Quelques spécialités de biocontrôle sont homologuées sur colza. Le concept d’un produit à base d’une bactérie (différentes souches de Bacillus) associé à une demi-dose de fongicide classique se développe comme solution antisclérotinia. C’est le cas avec le produit Rhapsody de Bayer ou Ballad de Corteva, à associer à une demi-dose de Propulse par exemple. « L’efficacité est équivalente à l’application d’un Propulse à pleine dose, affirme Joël Lorgeoux. Ce type de solution qui compte pour 0,5 d’IFT a pris pas loin de 30 % du marché des produits antisclérotinia dans le secteur que nous couvrons. » Contans est également une solution de biocontrôle contre le sclérotinia, à appliquer avant les semis. Mais s’il s’est bien développé sur certaines cultures légumières, il n’a pas percé sur colza.

Les solutions de biocontrôle sont mises en avant pour une meilleure prévention de l’utilisateur et la protection de l’environnement. Les distributeurs doivent finaliser un certain nombre de CEPP(3) à acquérir portant justement sur ces solutions de biocontrôle, entre autres. « Même si la pénalité financière a disparu en cas de non-respect des objectifs fixés en termes de CEPP, il demeure un certain flou sur le renouvellement de l’agrément distributeur qui pourrait être conditionné à l’obtention d’un nombre suffisant de CEPP, remarque Joël Lorgeoux. Nous attendons de connaître les textes d’applications de ces nouvelles règles. En tous les cas, nous serons très loin de pouvoir honorer l’objectif des CEPP avec les seuls produits de biocontrôle. »

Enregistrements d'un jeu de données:

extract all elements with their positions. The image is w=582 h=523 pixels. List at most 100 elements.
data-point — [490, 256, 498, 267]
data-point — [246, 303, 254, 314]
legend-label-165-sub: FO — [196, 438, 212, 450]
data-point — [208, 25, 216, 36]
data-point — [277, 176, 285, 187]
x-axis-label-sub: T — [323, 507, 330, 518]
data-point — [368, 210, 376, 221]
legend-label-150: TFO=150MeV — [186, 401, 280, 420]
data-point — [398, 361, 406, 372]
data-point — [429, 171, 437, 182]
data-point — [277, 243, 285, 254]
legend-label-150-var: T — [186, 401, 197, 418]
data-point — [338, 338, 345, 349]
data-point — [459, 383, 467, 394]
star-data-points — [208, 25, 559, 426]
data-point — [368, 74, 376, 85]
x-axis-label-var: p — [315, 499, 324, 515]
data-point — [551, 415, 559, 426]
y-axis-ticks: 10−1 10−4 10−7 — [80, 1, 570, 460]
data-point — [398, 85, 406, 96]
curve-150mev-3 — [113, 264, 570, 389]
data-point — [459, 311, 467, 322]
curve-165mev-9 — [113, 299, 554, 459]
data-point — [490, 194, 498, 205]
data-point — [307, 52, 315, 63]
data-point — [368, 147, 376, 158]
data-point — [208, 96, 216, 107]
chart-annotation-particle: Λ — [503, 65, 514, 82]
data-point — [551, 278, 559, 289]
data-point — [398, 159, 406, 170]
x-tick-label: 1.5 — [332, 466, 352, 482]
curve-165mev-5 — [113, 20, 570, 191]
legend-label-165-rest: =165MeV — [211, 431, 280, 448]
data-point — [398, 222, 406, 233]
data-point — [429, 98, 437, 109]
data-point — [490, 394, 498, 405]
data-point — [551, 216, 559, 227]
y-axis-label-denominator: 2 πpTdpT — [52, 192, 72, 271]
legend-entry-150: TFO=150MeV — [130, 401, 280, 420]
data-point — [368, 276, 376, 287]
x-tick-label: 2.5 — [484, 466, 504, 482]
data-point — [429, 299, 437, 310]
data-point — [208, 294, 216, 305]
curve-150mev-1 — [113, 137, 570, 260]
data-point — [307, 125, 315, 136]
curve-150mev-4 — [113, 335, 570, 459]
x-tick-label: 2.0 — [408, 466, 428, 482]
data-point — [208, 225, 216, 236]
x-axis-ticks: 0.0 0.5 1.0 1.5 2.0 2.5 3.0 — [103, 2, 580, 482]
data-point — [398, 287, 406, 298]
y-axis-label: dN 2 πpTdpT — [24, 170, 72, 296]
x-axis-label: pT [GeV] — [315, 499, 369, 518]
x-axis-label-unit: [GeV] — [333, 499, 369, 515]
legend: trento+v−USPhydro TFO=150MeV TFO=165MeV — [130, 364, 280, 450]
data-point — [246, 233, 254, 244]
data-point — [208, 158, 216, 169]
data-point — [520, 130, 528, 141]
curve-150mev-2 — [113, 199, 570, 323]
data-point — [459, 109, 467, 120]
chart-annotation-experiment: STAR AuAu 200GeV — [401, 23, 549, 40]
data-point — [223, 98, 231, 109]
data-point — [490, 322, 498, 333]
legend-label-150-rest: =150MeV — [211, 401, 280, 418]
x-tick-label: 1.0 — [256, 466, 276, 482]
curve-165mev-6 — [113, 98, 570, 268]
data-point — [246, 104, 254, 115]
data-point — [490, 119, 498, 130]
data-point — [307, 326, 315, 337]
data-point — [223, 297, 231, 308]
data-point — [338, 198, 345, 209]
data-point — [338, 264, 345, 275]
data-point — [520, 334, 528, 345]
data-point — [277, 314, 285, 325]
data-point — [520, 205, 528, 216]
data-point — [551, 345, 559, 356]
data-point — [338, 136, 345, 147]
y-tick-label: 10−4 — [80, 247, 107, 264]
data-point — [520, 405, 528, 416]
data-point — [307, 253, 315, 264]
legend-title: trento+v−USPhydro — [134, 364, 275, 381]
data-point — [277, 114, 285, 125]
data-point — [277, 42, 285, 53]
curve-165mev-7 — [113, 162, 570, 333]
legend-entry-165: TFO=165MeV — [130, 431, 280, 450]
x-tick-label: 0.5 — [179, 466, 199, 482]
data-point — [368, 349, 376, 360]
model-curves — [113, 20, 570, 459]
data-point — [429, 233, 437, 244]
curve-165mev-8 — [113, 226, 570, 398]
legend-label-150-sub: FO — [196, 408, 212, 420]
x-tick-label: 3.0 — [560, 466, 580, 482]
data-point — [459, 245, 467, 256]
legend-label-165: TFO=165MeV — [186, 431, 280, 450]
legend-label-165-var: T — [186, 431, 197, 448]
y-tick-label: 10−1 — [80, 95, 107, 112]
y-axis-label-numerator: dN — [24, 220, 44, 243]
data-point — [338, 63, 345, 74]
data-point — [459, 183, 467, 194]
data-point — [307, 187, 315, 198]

*Mise en pratique*:
1. Pouvez-vous recopier tout ce qui va de « Quelques spécialités de » jusqu'à « percé sur colza. » dans le texte sur le biocontrôle du colza, en remplaçant « colza » par « navette » ?
2. Pouvez-vous prolonger le texte sur le biocontrôle du colza au-delà de sa dernière phrase ?
La liste fournie ne joue aucun rôle dans ce travail.

*Résultats par tâche*:
1.
Quelques spécialités de biocontrôle sont homologuées sur navette. Le concept d’un produit à base d’une bactérie (différentes souches de Bacillus) associé à une demi-dose de fongicide classique se développe comme solution antisclérotinia. C’est le cas avec le produit Rhapsody de Bayer ou Ballad de Corteva, à associer à une demi-dose de Propulse par exemple. « L’efficacité est équivalente à l’application d’un Propulse à pleine dose, affirme Joël Lorgeoux. Ce type de solution qui compte pour 0,5 d’IFT a pris pas loin de 30 % du marché des produits antisclérotinia dans le secteur que nous couvrons. » Contans est également une solution de biocontrôle contre le sclérotinia, à appliquer avant les semis. Mais s’il s’est bien développé sur certaines cultures légumières, il n’a pas percé sur navette.

2.
(1) Le cuivre est autorisé sur betterave avec une dérogation 120 jours du produit Yucca, autorisé en agriculture biologique mais exclu de la liste des produits de biocontrôle.
(2) www.ibmafrance.com
(3) Certificat d’économie de produit phytosanitaire.

AVIS D’EXPERT : Thibaut Malausa, chercheur à l’Inra de Sophia-Antipolis coordonnant le consortium biocontrôle

« Le biocontrôle ne se développera que si l'on change les itinéraires culturaux »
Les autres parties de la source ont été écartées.